§ **Raw data**:
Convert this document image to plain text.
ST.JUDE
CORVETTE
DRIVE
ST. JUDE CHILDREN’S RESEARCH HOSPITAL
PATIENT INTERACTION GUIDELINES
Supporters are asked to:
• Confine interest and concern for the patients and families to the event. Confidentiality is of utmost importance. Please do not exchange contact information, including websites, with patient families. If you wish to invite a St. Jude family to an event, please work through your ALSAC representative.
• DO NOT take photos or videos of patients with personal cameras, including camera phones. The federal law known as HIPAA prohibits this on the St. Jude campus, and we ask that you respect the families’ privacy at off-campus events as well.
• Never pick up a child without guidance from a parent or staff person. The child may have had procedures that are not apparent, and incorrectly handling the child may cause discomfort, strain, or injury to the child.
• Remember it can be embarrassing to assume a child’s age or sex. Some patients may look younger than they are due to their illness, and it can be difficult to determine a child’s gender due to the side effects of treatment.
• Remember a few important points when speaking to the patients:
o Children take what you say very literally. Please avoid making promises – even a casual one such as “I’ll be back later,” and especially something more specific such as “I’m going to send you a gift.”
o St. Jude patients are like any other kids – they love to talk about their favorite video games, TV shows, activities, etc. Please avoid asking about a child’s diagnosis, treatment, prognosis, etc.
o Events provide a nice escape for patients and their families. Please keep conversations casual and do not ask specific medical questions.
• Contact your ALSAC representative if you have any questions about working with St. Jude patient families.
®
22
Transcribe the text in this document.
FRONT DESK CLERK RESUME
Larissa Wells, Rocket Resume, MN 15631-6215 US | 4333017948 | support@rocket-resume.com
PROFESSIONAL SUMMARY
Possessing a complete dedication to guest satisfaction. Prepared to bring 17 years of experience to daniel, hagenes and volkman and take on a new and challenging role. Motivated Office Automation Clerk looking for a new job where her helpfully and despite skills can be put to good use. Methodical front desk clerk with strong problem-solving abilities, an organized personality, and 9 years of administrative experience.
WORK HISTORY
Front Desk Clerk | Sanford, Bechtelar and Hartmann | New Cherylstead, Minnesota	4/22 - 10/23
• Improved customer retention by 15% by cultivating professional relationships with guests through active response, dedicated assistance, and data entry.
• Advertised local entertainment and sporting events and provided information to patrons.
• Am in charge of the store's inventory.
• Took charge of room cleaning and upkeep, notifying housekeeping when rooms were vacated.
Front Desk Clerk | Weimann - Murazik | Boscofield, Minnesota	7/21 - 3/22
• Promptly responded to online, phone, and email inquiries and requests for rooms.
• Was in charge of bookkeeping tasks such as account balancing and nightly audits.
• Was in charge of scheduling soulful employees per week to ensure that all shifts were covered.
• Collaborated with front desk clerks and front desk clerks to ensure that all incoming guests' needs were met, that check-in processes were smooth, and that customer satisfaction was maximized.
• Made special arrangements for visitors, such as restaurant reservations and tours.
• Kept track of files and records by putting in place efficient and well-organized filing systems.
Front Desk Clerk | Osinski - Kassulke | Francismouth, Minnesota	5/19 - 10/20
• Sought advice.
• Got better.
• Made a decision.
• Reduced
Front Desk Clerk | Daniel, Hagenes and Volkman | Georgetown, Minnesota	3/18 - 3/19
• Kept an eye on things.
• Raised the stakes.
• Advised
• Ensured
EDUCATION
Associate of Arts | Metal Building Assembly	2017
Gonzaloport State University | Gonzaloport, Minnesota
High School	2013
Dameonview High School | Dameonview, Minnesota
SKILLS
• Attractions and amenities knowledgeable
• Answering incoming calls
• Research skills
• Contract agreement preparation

§ **Exercise aim**:
What is needed is an exact transcription of all the data.

§ **Task solution**:
Convert this document image to plain text.
ST.JUDE
CORVETTE
DRIVE
ST. JUDE CHILDREN’S RESEARCH HOSPITAL
PATIENT INTERACTION GUIDELINES
Supporters are asked to:
• Confine interest and concern for the patients and families to the event. Confidentiality is of utmost importance. Please do not exchange contact information, including websites, with patient families. If you wish to invite a St. Jude family to an event, please work through your ALSAC representative.
• DO NOT take photos or videos of patients with personal cameras, including camera phones. The federal law known as HIPAA prohibits this on the St. Jude campus, and we ask that you respect the families’ privacy at off-campus events as well.
• Never pick up a child without guidance from a parent or staff person. The child may have had procedures that are not apparent, and incorrectly handling the child may cause discomfort, strain, or injury to the child.
• Remember it can be embarrassing to assume a child’s age or sex. Some patients may look younger than they are due to their illness, and it can be difficult to determine a child’s gender due to the side effects of treatment.
• Remember a few important points when speaking to the patients:
o Children take what you say very literally. Please avoid making promises – even a casual one such as “I’ll be back later,” and especially something more specific such as “I’m going to send you a gift.”
o St. Jude patients are like any other kids – they love to talk about their favorite video games, TV shows, activities, etc. Please avoid asking about a child’s diagnosis, treatment, prognosis, etc.
o Events provide a nice escape for patients and their families. Please keep conversations casual and do not ask specific medical questions.
• Contact your ALSAC representative if you have any questions about working with St. Jude patient families.
®
22
Transcribe the text in this document.
FRONT DESK CLERK RESUME
Larissa Wells, Rocket Resume, MN 15631-6215 US | 4333017948 | support@rocket-resume.com
PROFESSIONAL SUMMARY
Possessing a complete dedication to guest satisfaction. Prepared to bring 17 years of experience to daniel, hagenes and volkman and take on a new and challenging role. Motivated Office Automation Clerk looking for a new job where her helpfully and despite skills can be put to good use. Methodical front desk clerk with strong problem-solving abilities, an organized personality, and 9 years of administrative experience.
WORK HISTORY
Front Desk Clerk | Sanford, Bechtelar and Hartmann | New Cherylstead, Minnesota	4/22 - 10/23
• Improved customer retention by 15% by cultivating professional relationships with guests through active response, dedicated assistance, and data entry.
• Advertised local entertainment and sporting events and provided information to patrons.
• Am in charge of the store's inventory.
• Took charge of room cleaning and upkeep, notifying housekeeping when rooms were vacated.
Front Desk Clerk | Weimann - Murazik | Boscofield, Minnesota	7/21 - 3/22
• Promptly responded to online, phone, and email inquiries and requests for rooms.
• Was in charge of bookkeeping tasks such as account balancing and nightly audits.
• Was in charge of scheduling soulful employees per week to ensure that all shifts were covered.
• Collaborated with front desk clerks and front desk clerks to ensure that all incoming guests' needs were met, that check-in processes were smooth, and that customer satisfaction was maximized.
• Made special arrangements for visitors, such as restaurant reservations and tours.
• Kept track of files and records by putting in place efficient and well-organized filing systems.
Front Desk Clerk | Osinski - Kassulke | Francismouth, Minnesota	5/19 - 10/20
• Sought advice.
• Got better.
• Made a decision.
• Reduced
Front Desk Clerk | Daniel, Hagenes and Volkman | Georgetown, Minnesota	3/18 - 3/19
• Kept an eye on things.
• Raised the stakes.
• Advised
• Ensured
EDUCATION
Associate of Arts | Metal Building Assembly	2017
Gonzaloport State University | Gonzaloport, Minnesota
High School	2013
Dameonview High School | Dameonview, Minnesota
SKILLS
• Attractions and amenities knowledgeable
• Answering incoming calls
• Research skills
• Contract agreement preparation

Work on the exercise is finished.